| REQUIRED TASK |
Copy out every line in which the string "یکصد" occurs.

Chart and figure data
───

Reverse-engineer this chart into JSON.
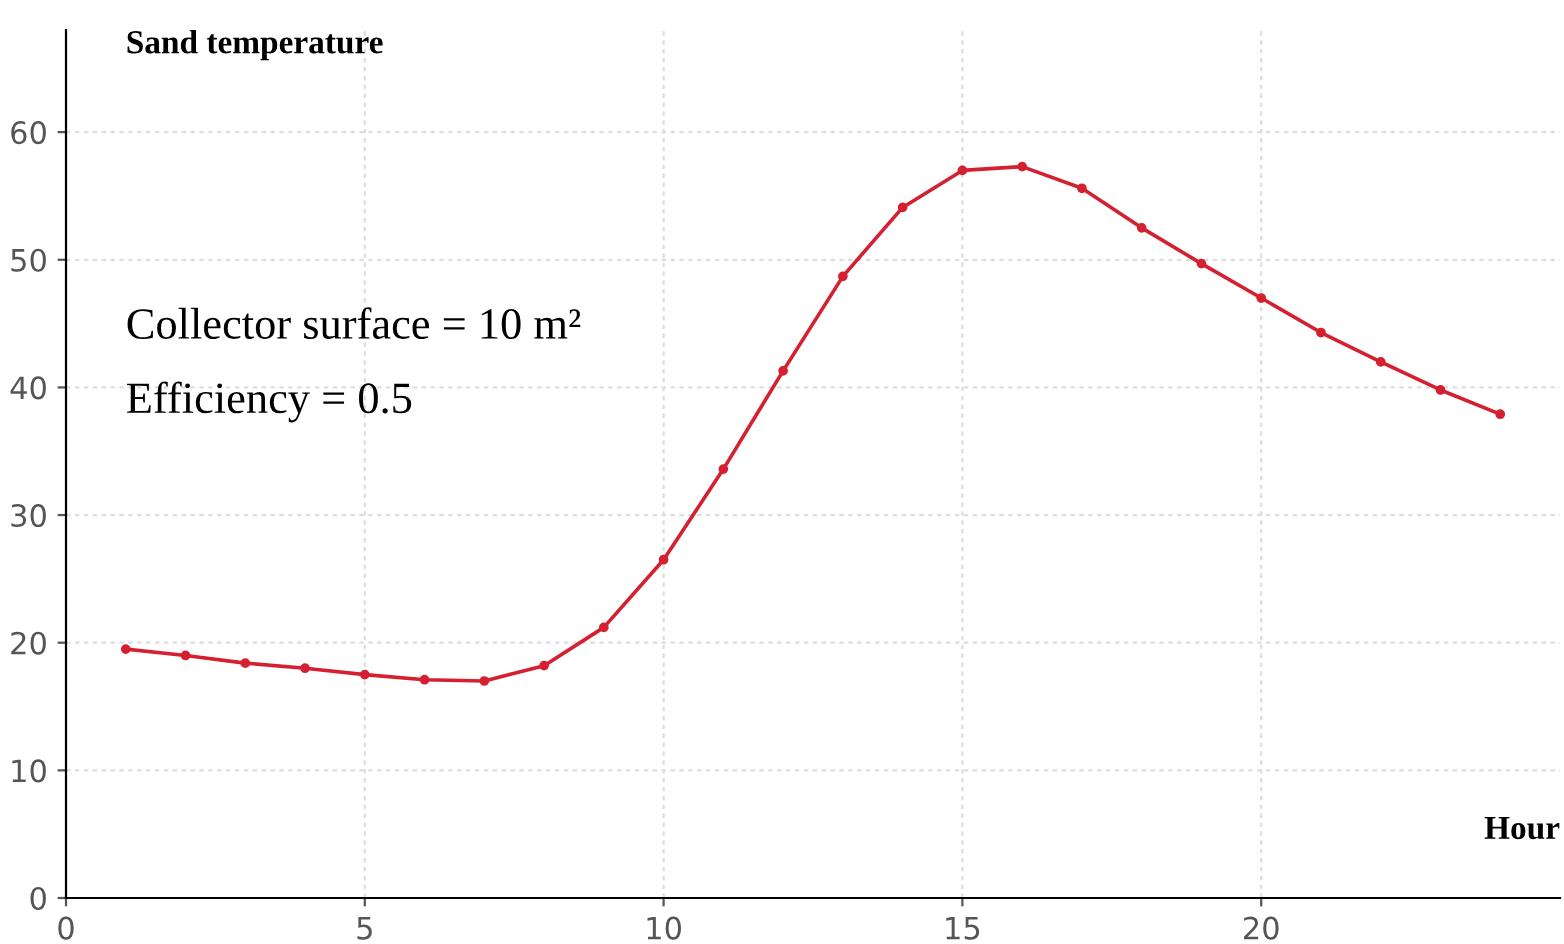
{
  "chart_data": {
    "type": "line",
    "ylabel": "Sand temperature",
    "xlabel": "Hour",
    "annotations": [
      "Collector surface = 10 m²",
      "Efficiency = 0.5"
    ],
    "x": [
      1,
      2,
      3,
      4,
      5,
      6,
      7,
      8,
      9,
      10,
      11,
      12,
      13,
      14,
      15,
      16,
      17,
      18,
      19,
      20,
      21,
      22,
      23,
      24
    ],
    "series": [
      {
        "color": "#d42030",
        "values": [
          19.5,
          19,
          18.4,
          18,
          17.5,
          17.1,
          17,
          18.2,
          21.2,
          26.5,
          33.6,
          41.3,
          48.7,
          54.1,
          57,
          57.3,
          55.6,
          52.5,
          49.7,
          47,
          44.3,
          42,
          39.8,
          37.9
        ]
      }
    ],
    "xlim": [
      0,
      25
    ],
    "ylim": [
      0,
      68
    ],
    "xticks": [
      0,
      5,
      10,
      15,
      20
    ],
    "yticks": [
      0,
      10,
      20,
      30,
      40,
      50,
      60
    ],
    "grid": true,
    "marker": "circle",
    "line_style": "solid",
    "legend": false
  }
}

───

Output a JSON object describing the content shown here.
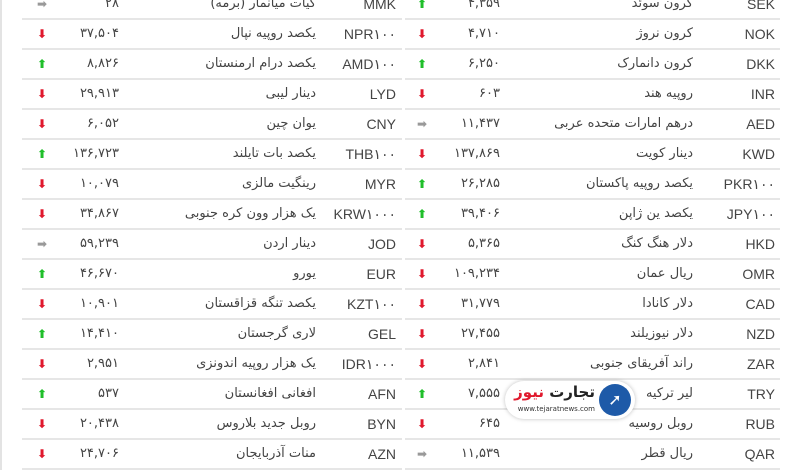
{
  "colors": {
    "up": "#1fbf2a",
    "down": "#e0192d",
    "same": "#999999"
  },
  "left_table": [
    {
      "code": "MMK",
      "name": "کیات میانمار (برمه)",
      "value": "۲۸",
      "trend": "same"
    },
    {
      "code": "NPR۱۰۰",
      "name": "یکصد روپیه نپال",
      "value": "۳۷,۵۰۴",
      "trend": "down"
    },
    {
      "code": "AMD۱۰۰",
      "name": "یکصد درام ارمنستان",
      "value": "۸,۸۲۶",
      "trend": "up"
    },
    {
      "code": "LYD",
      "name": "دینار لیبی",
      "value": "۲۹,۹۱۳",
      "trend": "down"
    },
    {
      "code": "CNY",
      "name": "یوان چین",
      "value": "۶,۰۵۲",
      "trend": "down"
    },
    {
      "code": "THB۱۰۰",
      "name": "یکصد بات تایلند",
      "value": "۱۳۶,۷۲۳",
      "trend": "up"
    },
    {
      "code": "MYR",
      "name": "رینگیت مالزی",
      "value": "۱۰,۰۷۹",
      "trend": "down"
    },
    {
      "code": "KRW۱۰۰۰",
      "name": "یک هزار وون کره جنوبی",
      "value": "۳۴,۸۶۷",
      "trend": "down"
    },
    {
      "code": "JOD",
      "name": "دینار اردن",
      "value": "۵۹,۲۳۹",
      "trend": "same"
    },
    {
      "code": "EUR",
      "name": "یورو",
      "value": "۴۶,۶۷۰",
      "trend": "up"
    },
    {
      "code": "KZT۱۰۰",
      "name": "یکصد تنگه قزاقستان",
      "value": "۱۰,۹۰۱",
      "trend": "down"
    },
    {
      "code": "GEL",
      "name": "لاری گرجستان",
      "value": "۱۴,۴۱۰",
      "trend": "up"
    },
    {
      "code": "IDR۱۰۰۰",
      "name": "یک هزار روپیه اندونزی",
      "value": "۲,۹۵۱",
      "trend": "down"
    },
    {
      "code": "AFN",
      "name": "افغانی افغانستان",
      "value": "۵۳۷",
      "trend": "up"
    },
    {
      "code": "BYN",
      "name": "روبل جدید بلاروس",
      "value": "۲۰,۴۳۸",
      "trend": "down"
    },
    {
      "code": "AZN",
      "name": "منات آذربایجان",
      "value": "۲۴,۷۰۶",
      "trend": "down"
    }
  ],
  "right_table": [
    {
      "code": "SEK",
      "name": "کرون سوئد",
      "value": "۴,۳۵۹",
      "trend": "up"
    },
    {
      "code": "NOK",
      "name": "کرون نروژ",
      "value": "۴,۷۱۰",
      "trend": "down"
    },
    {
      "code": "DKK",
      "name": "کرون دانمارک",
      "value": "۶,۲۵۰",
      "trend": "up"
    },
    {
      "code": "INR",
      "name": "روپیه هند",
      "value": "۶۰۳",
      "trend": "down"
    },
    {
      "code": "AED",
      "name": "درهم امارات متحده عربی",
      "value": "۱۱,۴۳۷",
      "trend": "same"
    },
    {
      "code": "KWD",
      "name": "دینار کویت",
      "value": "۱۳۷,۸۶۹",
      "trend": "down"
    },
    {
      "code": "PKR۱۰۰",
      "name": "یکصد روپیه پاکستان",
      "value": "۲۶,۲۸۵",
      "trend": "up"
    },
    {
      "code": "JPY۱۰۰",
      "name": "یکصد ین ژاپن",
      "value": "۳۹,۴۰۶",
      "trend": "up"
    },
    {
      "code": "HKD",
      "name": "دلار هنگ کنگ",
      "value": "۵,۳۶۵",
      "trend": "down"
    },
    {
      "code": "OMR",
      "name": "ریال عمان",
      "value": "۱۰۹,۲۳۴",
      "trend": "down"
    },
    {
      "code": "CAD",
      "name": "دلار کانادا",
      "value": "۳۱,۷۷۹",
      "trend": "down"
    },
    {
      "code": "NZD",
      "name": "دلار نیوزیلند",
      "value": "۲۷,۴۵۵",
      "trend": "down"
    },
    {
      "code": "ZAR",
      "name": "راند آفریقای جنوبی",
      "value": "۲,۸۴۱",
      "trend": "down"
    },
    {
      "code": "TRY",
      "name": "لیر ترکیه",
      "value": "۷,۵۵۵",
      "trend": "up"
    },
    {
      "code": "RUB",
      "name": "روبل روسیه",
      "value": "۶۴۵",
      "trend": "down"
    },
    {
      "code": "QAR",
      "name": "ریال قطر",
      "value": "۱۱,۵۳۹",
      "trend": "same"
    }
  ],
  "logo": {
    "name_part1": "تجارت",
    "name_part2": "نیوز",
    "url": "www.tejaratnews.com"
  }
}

───

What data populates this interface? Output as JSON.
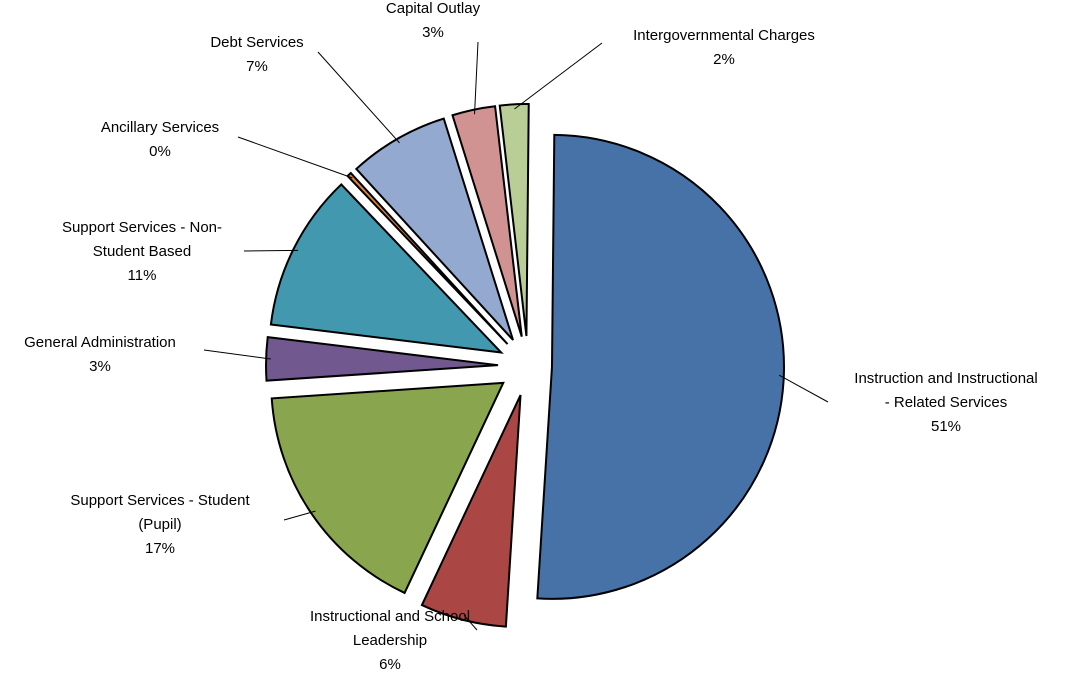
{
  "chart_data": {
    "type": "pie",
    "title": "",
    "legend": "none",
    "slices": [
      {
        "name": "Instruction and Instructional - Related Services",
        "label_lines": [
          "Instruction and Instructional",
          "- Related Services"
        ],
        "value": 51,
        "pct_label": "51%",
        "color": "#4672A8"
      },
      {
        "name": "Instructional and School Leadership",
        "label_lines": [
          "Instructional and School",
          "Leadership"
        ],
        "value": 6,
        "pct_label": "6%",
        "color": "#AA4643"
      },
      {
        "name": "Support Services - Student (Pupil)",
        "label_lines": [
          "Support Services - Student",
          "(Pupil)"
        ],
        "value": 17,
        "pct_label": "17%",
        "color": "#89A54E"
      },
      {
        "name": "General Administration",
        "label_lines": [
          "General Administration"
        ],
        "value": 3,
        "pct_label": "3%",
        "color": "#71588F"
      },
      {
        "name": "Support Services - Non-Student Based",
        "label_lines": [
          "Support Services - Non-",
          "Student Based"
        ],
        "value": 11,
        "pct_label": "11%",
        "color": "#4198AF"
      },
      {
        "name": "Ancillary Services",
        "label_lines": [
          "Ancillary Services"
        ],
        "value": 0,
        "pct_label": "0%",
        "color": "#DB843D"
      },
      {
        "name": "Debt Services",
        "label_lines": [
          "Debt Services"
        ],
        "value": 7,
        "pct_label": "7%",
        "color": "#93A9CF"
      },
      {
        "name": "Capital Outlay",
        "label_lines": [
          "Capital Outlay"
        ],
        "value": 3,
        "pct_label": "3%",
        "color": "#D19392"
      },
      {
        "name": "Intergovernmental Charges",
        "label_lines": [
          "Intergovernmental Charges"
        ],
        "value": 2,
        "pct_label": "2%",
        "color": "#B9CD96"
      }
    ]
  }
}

───

| RESULT |
      "name": "یکصد روپیه نپال",
      "name": "یکصد درام ارمنستان",
      "name": "یکصد بات تایلند",
      "name": "یکصد تنگه قزاقستان",
      "name": "یکصد روپیه پاکستان",
      "name": "یکصد ین ژاپن",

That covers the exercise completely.